Reproduce the listing below exactly. Pictures do not belong in the copy.

------

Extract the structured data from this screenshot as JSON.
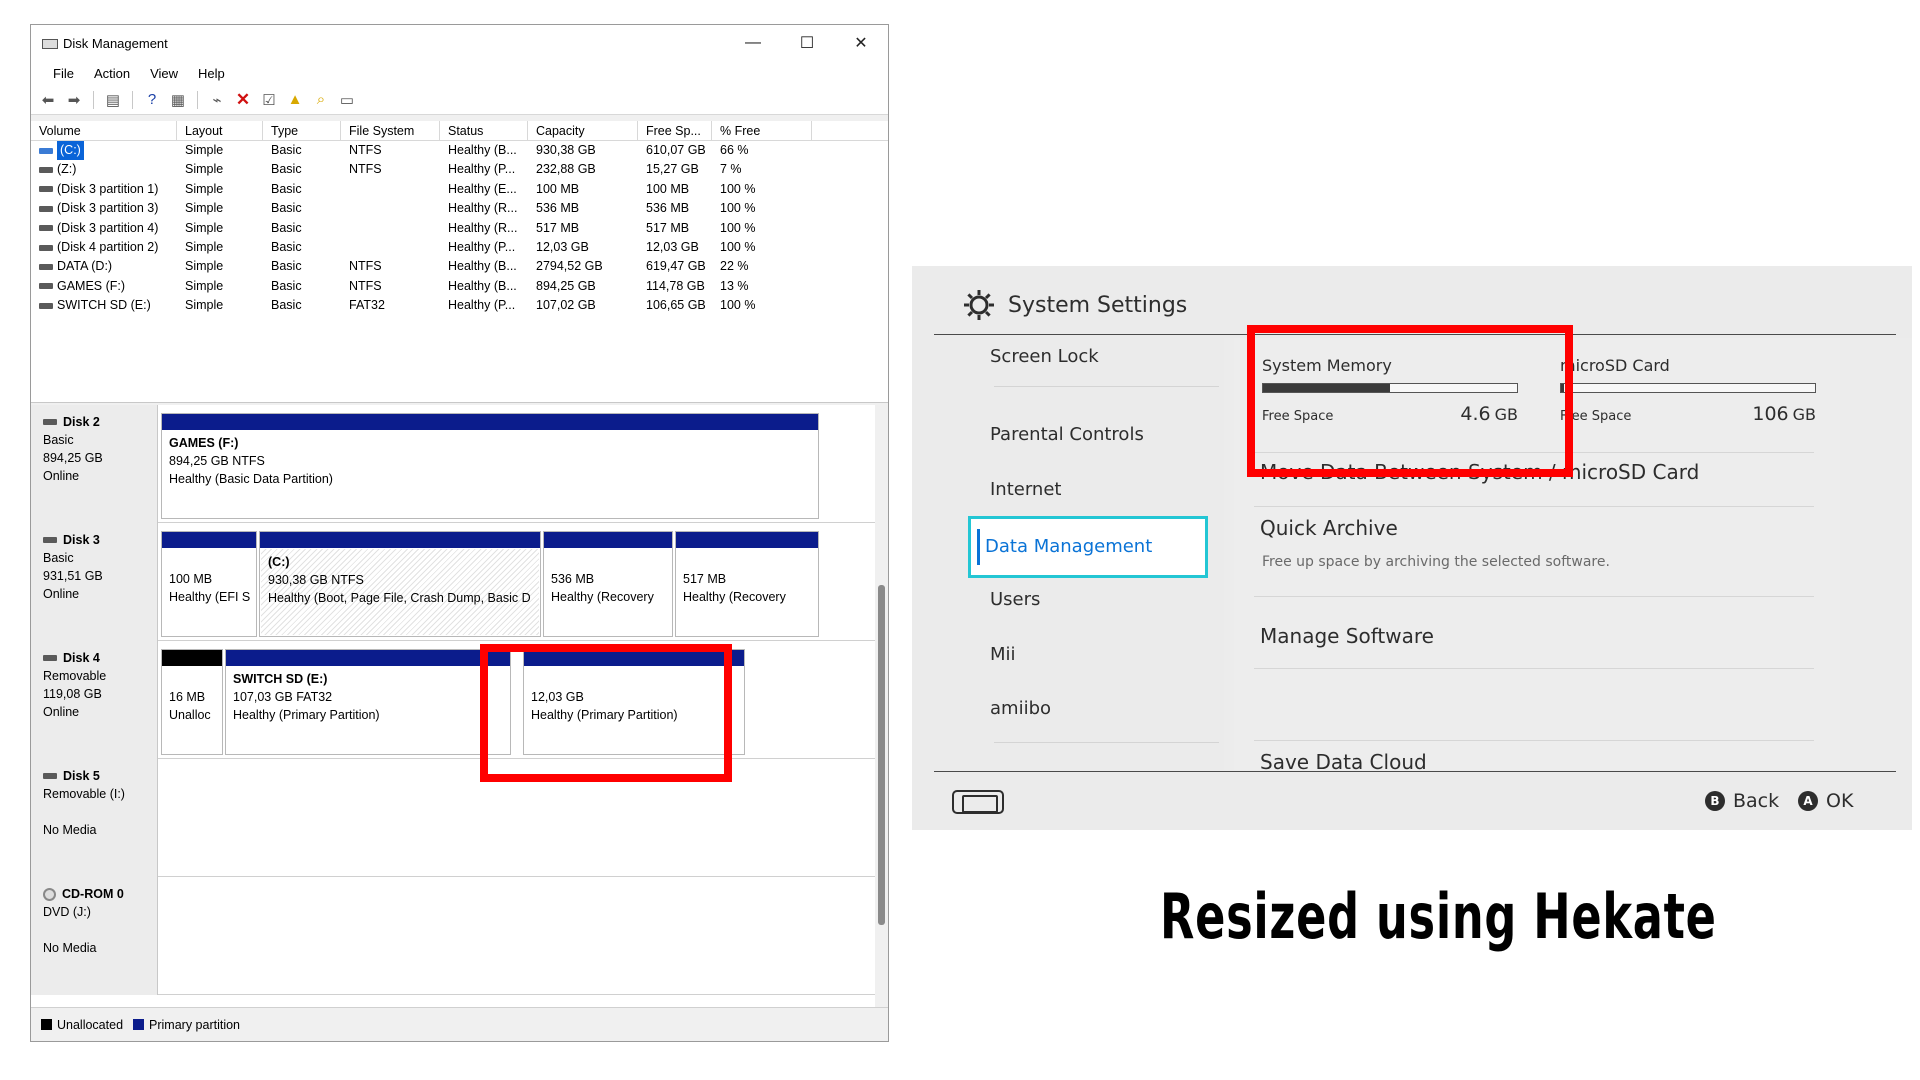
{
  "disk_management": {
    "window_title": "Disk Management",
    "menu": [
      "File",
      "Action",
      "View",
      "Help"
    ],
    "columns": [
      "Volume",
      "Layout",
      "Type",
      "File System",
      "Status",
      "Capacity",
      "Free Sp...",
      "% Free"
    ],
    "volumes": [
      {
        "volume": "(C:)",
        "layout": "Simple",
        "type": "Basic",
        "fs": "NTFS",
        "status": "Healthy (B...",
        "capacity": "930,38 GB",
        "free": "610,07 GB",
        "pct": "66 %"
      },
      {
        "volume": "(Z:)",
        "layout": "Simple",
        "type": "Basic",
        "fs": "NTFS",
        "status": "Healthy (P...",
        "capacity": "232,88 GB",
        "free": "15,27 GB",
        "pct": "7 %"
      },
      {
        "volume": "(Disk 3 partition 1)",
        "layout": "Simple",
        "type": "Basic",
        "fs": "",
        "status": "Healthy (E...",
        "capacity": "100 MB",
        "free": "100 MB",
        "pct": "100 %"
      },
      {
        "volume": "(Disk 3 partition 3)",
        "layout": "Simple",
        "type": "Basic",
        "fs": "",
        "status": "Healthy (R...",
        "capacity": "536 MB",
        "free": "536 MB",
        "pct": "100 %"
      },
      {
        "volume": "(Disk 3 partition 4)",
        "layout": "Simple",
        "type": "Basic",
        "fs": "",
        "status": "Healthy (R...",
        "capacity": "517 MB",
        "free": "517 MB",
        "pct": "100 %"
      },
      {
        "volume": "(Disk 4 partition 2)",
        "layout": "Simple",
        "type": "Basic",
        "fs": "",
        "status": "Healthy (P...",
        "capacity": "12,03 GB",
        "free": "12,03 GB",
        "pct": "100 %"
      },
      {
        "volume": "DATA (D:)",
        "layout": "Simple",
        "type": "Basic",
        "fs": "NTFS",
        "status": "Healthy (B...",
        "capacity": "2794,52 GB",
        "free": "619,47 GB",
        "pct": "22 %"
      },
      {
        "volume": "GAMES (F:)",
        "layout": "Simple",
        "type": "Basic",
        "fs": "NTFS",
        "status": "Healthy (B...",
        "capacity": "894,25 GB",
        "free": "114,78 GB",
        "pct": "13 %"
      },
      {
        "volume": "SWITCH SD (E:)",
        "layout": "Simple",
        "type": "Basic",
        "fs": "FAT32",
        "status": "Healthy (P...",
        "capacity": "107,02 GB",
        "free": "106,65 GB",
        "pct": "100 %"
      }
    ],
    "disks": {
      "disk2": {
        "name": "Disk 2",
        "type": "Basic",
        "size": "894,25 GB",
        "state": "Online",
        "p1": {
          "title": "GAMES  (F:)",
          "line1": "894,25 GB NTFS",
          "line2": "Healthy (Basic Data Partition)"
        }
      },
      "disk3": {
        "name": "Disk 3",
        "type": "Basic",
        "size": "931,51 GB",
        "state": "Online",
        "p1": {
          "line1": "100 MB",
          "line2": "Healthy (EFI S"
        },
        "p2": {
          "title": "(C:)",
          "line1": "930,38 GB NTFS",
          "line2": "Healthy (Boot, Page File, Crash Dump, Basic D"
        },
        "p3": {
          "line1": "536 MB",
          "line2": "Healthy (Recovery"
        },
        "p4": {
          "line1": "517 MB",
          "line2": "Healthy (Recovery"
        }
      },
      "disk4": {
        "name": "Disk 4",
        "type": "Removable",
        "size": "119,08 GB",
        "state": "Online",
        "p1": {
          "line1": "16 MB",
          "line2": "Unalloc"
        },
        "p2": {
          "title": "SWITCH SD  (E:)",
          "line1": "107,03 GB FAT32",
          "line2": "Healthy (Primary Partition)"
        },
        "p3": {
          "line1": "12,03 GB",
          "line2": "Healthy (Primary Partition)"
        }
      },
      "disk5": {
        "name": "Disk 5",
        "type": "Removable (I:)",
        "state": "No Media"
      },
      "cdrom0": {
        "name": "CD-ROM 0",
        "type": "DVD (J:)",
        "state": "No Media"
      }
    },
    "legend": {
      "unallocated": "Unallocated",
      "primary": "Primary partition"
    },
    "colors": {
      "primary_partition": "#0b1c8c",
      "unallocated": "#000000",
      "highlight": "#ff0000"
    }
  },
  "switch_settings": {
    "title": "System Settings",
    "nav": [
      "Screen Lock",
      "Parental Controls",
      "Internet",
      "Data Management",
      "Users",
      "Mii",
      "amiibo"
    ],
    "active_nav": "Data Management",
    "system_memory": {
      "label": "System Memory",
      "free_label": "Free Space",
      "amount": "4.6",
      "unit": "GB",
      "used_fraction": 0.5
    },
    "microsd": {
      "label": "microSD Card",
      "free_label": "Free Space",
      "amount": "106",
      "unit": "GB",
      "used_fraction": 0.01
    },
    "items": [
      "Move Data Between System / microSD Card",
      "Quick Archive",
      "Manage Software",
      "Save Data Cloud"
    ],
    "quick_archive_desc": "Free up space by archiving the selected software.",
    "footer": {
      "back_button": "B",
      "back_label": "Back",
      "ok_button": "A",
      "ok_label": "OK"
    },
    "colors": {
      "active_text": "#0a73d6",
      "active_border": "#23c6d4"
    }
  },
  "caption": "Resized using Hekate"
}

------

» Solution below
Extract the structured data from this screenshot as JSON.
{
  "disk_management": {
    "window_title": "Disk Management",
    "menu": [
      "File",
      "Action",
      "View",
      "Help"
    ],
    "columns": [
      "Volume",
      "Layout",
      "Type",
      "File System",
      "Status",
      "Capacity",
      "Free Sp...",
      "% Free"
    ],
    "volumes": [
      {
        "volume": "(C:)",
        "layout": "Simple",
        "type": "Basic",
        "fs": "NTFS",
        "status": "Healthy (B...",
        "capacity": "930,38 GB",
        "free": "610,07 GB",
        "pct": "66 %"
      },
      {
        "volume": "(Z:)",
        "layout": "Simple",
        "type": "Basic",
        "fs": "NTFS",
        "status": "Healthy (P...",
        "capacity": "232,88 GB",
        "free": "15,27 GB",
        "pct": "7 %"
      },
      {
        "volume": "(Disk 3 partition 1)",
        "layout": "Simple",
        "type": "Basic",
        "fs": "",
        "status": "Healthy (E...",
        "capacity": "100 MB",
        "free": "100 MB",
        "pct": "100 %"
      },
      {
        "volume": "(Disk 3 partition 3)",
        "layout": "Simple",
        "type": "Basic",
        "fs": "",
        "status": "Healthy (R...",
        "capacity": "536 MB",
        "free": "536 MB",
        "pct": "100 %"
      },
      {
        "volume": "(Disk 3 partition 4)",
        "layout": "Simple",
        "type": "Basic",
        "fs": "",
        "status": "Healthy (R...",
        "capacity": "517 MB",
        "free": "517 MB",
        "pct": "100 %"
      },
      {
        "volume": "(Disk 4 partition 2)",
        "layout": "Simple",
        "type": "Basic",
        "fs": "",
        "status": "Healthy (P...",
        "capacity": "12,03 GB",
        "free": "12,03 GB",
        "pct": "100 %"
      },
      {
        "volume": "DATA (D:)",
        "layout": "Simple",
        "type": "Basic",
        "fs": "NTFS",
        "status": "Healthy (B...",
        "capacity": "2794,52 GB",
        "free": "619,47 GB",
        "pct": "22 %"
      },
      {
        "volume": "GAMES (F:)",
        "layout": "Simple",
        "type": "Basic",
        "fs": "NTFS",
        "status": "Healthy (B...",
        "capacity": "894,25 GB",
        "free": "114,78 GB",
        "pct": "13 %"
      },
      {
        "volume": "SWITCH SD (E:)",
        "layout": "Simple",
        "type": "Basic",
        "fs": "FAT32",
        "status": "Healthy (P...",
        "capacity": "107,02 GB",
        "free": "106,65 GB",
        "pct": "100 %"
      }
    ],
    "disks": {
      "disk2": {
        "name": "Disk 2",
        "type": "Basic",
        "size": "894,25 GB",
        "state": "Online",
        "p1": {
          "title": "GAMES  (F:)",
          "line1": "894,25 GB NTFS",
          "line2": "Healthy (Basic Data Partition)"
        }
      },
      "disk3": {
        "name": "Disk 3",
        "type": "Basic",
        "size": "931,51 GB",
        "state": "Online",
        "p1": {
          "line1": "100 MB",
          "line2": "Healthy (EFI S"
        },
        "p2": {
          "title": "(C:)",
          "line1": "930,38 GB NTFS",
          "line2": "Healthy (Boot, Page File, Crash Dump, Basic D"
        },
        "p3": {
          "line1": "536 MB",
          "line2": "Healthy (Recovery"
        },
        "p4": {
          "line1": "517 MB",
          "line2": "Healthy (Recovery"
        }
      },
      "disk4": {
        "name": "Disk 4",
        "type": "Removable",
        "size": "119,08 GB",
        "state": "Online",
        "p1": {
          "line1": "16 MB",
          "line2": "Unalloc"
        },
        "p2": {
          "title": "SWITCH SD  (E:)",
          "line1": "107,03 GB FAT32",
          "line2": "Healthy (Primary Partition)"
        },
        "p3": {
          "line1": "12,03 GB",
          "line2": "Healthy (Primary Partition)"
        }
      },
      "disk5": {
        "name": "Disk 5",
        "type": "Removable (I:)",
        "state": "No Media"
      },
      "cdrom0": {
        "name": "CD-ROM 0",
        "type": "DVD (J:)",
        "state": "No Media"
      }
    },
    "legend": {
      "unallocated": "Unallocated",
      "primary": "Primary partition"
    },
    "colors": {
      "primary_partition": "#0b1c8c",
      "unallocated": "#000000",
      "highlight": "#ff0000"
    }
  },
  "switch_settings": {
    "title": "System Settings",
    "nav": [
      "Screen Lock",
      "Parental Controls",
      "Internet",
      "Data Management",
      "Users",
      "Mii",
      "amiibo"
    ],
    "active_nav": "Data Management",
    "system_memory": {
      "label": "System Memory",
      "free_label": "Free Space",
      "amount": "4.6",
      "unit": "GB",
      "used_fraction": 0.5
    },
    "microsd": {
      "label": "microSD Card",
      "free_label": "Free Space",
      "amount": "106",
      "unit": "GB",
      "used_fraction": 0.01
    },
    "items": [
      "Move Data Between System / microSD Card",
      "Quick Archive",
      "Manage Software",
      "Save Data Cloud"
    ],
    "quick_archive_desc": "Free up space by archiving the selected software.",
    "footer": {
      "back_button": "B",
      "back_label": "Back",
      "ok_button": "A",
      "ok_label": "OK"
    },
    "colors": {
      "active_text": "#0a73d6",
      "active_border": "#23c6d4"
    }
  },
  "caption": "Resized using Hekate"
}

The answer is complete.